■ **PROVIDED TEXT**

* * *

Planned Fee Structure and Implementation Timeline
The Trump administration plans to impose a 2 percent fee on outbound remittances exceeding $500 to Mexico, Guatemala, Honduras, and El Salvador starting Jan. 6, according to two Labor Department economists familiar with the rulemaking. The fee, which would be collected at the point of transfer through licensed money services businesses, is expected to raise roughly $3.2 billion in its first full year and would be directed to a newly created border security trust fund, the officials said.
A draft rule circulating at the Department of Homeland Security and the Treasury Department would require Western Union, MoneyGram, Walmart2World, Ria, and Intermex to withhold the fee at the time of transaction and remit the proceeds weekly to the Treasury, according to a trade association official who reviewed an internal summary of the proposal. The official said the rule is scheduled to be published in the Federal Register on Jan. 3, with compliance required by 12:01 a.m. Eastern on Jan. 6.

* * *

(Document understanding material)
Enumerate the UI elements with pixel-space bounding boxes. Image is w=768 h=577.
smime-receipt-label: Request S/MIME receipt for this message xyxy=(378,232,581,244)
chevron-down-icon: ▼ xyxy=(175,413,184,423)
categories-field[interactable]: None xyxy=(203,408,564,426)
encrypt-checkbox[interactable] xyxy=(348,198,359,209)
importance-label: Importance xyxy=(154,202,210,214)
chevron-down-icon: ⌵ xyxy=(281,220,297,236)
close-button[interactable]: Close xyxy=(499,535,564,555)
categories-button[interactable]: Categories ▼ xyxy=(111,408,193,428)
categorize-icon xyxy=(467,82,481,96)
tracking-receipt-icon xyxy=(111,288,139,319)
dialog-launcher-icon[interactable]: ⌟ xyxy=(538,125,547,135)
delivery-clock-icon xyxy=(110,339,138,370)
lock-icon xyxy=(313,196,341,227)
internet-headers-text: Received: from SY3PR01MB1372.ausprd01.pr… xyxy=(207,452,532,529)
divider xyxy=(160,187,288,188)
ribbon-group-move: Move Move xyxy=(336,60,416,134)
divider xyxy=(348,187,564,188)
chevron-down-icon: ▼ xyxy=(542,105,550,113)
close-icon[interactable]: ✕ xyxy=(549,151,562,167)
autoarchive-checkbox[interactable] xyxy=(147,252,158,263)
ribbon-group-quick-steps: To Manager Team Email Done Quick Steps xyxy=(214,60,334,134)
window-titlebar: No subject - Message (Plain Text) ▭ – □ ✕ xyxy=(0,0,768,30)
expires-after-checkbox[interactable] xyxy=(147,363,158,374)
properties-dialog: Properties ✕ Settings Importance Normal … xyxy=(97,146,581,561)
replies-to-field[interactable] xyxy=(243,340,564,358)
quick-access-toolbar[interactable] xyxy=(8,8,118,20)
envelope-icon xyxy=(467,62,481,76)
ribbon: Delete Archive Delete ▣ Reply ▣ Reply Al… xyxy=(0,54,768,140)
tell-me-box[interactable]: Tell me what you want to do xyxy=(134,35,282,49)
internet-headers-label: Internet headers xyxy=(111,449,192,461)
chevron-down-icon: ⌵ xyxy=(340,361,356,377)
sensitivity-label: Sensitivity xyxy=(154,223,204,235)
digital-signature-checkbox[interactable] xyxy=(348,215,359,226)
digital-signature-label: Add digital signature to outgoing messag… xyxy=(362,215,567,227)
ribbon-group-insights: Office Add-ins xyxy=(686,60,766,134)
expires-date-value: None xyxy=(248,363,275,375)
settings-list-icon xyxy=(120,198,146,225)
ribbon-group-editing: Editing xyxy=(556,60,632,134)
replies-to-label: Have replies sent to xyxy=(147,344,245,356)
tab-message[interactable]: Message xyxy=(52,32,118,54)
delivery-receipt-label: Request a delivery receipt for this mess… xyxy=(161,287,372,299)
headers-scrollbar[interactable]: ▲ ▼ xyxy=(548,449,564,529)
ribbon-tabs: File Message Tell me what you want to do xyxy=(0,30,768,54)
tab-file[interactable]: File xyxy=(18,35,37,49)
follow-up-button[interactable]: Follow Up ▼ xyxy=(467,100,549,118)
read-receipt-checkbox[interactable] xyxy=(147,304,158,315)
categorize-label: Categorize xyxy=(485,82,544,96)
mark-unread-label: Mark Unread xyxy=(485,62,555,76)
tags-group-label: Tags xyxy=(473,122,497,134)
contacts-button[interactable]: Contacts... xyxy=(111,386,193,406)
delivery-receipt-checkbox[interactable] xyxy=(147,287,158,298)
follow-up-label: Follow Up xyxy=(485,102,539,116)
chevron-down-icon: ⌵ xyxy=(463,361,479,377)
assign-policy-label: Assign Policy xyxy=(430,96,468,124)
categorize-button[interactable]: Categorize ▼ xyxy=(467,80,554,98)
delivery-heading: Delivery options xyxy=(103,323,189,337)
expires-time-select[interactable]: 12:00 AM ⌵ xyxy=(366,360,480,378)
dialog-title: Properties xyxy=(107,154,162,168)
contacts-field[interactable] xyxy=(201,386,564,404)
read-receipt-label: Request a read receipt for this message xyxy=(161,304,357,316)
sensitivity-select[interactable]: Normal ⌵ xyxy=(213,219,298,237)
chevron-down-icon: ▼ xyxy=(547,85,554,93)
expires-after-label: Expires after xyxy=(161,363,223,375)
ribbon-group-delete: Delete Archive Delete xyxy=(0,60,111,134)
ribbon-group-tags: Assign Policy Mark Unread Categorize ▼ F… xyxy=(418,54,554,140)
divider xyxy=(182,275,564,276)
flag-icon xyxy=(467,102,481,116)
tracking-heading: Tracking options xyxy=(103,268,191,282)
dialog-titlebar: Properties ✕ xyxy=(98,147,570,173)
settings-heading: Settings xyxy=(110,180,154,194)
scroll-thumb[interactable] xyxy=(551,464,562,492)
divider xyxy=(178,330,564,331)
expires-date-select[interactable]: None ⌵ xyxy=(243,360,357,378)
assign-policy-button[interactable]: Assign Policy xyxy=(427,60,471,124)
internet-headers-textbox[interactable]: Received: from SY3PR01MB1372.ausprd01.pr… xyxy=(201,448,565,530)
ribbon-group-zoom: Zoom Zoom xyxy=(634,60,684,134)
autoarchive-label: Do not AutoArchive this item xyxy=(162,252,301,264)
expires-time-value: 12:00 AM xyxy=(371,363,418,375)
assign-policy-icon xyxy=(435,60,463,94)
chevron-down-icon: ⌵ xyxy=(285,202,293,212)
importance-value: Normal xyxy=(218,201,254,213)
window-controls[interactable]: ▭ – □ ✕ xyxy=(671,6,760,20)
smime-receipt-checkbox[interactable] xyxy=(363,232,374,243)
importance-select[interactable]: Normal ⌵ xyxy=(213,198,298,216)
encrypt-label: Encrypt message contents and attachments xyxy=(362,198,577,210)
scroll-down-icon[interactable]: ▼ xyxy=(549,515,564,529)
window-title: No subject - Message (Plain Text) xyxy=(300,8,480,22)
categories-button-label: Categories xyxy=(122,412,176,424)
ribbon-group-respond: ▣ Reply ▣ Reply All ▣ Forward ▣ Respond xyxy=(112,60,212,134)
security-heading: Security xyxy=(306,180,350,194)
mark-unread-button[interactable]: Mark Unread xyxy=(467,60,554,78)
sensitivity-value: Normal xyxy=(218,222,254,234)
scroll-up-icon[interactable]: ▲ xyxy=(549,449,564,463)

* * *

■ **QUESTIONS ON THE MATERIAL**
1. In the text about the planned remittance fee, where would the money collected from the fee be directed?
2. Continue the text about the planned remittance fee from its last sentence.
This material has no connection to the text about the planned remittance fee.

■ **RESPONSES BY TASK**
1. To a newly created border security trust fund.

2.
The fee would apply to both cash and electronic transfers sent to individuals in the four target countries. Transfers under $500 would be exempt. Transactions routed through correspondent banks, informal hawala networks, or cryptocurrency exchanges not registered as money services businesses would not be covered under the initial rule, the Labor Department economists said. The officials said the $500 threshold was chosen after an interagency review concluded that roughly 73 percent of all remittance volume to the four countries exceeds that amount.
A small-business owner in the sector who operates nine check-cashing and remittance storefronts in South Texas said his company received informal guidance from a regional Treasury compliance officer on Dec. 29. The owner, who spoke on condition of anonymity because his company has not yet received formal written notice, said the compliance officer indicated the administration would treat the fee as a special assessment rather than a tax, which would allow it to bypass the congressional appropriations process. The owner said his locations in McAllen, Laredo, and Brownsville handle roughly $1.8 million in remittances each month.
Industry Pushback and Legal Preparations
The trade association official said member firms plan to file a lawsuit in the U.S. District Court for the Northern District of Texas within 72 hours of the rule's publication, arguing that the fee exceeds the administration's authority under the Bank Secrecy Act. The official said the lawsuit would seek a temporary restraining order before the Jan. 6 effective date and would name Treasury Secretary Scott Bessent and Homeland Security Secretary Kristi Noem as defendants. The complaint is expected to cite the 2012 CFPB remittance rule and the Administrative Procedure Act.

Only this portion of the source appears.